=== What needs to be done ===
Gather up every line that includes the string "إسحاق".

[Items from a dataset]
** start **
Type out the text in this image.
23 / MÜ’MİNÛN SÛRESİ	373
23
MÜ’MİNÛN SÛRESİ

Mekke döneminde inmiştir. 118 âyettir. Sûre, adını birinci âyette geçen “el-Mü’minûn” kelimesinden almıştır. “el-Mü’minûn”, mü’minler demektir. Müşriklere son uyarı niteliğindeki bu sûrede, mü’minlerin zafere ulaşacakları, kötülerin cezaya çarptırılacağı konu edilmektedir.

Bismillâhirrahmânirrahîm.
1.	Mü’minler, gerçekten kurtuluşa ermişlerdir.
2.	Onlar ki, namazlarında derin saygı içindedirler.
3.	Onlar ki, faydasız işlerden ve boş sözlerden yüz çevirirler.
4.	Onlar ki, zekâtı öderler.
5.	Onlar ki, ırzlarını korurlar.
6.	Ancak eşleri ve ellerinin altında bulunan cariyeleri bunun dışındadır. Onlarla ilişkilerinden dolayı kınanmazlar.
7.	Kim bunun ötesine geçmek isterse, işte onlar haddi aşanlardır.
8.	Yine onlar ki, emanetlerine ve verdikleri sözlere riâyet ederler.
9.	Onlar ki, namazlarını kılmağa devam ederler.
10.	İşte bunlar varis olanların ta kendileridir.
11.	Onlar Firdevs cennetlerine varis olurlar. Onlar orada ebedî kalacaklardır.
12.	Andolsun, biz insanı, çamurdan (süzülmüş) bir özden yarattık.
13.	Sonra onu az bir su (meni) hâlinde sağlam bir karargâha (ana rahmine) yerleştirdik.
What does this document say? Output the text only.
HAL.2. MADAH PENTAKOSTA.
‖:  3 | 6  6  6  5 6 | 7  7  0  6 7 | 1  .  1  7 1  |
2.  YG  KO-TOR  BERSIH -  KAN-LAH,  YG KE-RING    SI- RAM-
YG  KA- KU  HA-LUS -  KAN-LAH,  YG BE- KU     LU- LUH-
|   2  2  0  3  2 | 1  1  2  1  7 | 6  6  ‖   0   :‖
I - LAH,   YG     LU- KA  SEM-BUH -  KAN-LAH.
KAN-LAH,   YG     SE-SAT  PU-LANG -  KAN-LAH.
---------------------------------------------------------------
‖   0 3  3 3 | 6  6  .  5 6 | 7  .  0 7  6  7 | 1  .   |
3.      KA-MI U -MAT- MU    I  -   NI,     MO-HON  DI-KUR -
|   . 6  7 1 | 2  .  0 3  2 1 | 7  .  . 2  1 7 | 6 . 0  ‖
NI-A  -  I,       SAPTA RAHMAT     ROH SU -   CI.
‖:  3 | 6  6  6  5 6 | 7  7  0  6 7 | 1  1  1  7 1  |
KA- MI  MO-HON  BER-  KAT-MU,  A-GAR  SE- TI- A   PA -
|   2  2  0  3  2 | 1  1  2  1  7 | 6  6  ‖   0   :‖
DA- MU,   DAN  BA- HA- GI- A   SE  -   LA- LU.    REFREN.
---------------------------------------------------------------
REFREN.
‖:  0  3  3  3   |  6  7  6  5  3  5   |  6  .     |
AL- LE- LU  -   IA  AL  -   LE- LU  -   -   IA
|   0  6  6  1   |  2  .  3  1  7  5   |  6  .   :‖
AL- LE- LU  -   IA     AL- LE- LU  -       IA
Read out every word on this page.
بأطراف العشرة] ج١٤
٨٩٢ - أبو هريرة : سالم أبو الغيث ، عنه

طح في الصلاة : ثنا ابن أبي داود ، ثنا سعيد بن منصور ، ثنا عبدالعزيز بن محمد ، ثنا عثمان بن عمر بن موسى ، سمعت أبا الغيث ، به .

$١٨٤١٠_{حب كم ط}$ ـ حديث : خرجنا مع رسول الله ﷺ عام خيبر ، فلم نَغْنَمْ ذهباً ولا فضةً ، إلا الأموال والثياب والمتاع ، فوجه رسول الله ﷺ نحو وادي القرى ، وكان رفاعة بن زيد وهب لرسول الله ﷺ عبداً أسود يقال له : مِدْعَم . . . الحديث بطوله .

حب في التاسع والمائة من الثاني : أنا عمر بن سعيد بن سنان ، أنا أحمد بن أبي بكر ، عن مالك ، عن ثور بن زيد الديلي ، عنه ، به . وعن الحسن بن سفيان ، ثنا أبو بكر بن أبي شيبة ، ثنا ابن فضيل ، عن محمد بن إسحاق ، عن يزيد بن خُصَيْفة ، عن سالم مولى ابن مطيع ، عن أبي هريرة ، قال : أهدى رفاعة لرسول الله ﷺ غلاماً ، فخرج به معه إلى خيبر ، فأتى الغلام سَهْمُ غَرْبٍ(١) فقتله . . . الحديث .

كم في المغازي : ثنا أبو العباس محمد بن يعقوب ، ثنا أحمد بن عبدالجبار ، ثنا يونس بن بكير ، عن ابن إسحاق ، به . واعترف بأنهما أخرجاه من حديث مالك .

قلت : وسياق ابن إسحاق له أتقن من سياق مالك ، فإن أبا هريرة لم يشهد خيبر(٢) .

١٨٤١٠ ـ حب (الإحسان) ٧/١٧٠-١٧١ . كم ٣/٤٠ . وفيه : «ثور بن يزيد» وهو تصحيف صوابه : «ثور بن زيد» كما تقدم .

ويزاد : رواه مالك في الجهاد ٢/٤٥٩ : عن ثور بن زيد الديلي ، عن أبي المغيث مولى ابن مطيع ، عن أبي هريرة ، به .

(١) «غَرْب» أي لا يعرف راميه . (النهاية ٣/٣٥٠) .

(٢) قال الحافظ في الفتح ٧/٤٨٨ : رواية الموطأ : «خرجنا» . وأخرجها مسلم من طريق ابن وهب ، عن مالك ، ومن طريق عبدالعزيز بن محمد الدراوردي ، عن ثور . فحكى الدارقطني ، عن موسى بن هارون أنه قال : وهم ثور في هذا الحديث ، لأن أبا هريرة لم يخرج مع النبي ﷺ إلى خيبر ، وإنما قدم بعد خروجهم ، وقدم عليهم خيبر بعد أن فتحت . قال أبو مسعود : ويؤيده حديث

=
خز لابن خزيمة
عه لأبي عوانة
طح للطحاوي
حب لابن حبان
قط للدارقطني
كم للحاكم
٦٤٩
** end **
=== Answer to this problem ===
حب في التاسع والمائة من الثاني : أنا عمر بن سعيد بن سنان ، أنا أحمد بن أبي بكر ، عن مالك ، عن ثور بن زيد الديلي ، عنه ، به . وعن الحسن بن سفيان ، ثنا أبو بكر بن أبي شيبة ، ثنا ابن فضيل ، عن محمد بن إسحاق ، عن يزيد بن خُصَيْفة ، عن سالم مولى ابن مطيع ، عن أبي هريرة ، قال : أهدى رفاعة لرسول الله ﷺ غلاماً ، فخرج به معه إلى خيبر ، فأتى الغلام سَهْمُ غَرْبٍ(١) فقتله . . . الحديث .
كم في المغازي : ثنا أبو العباس محمد بن يعقوب ، ثنا أحمد بن عبدالجبار ، ثنا يونس بن بكير ، عن ابن إسحاق ، به . واعترف بأنهما أخرجاه من حديث مالك .
قلت : وسياق ابن إسحاق له أتقن من سياق مالك ، فإن أبا هريرة لم يشهد خيبر(٢) .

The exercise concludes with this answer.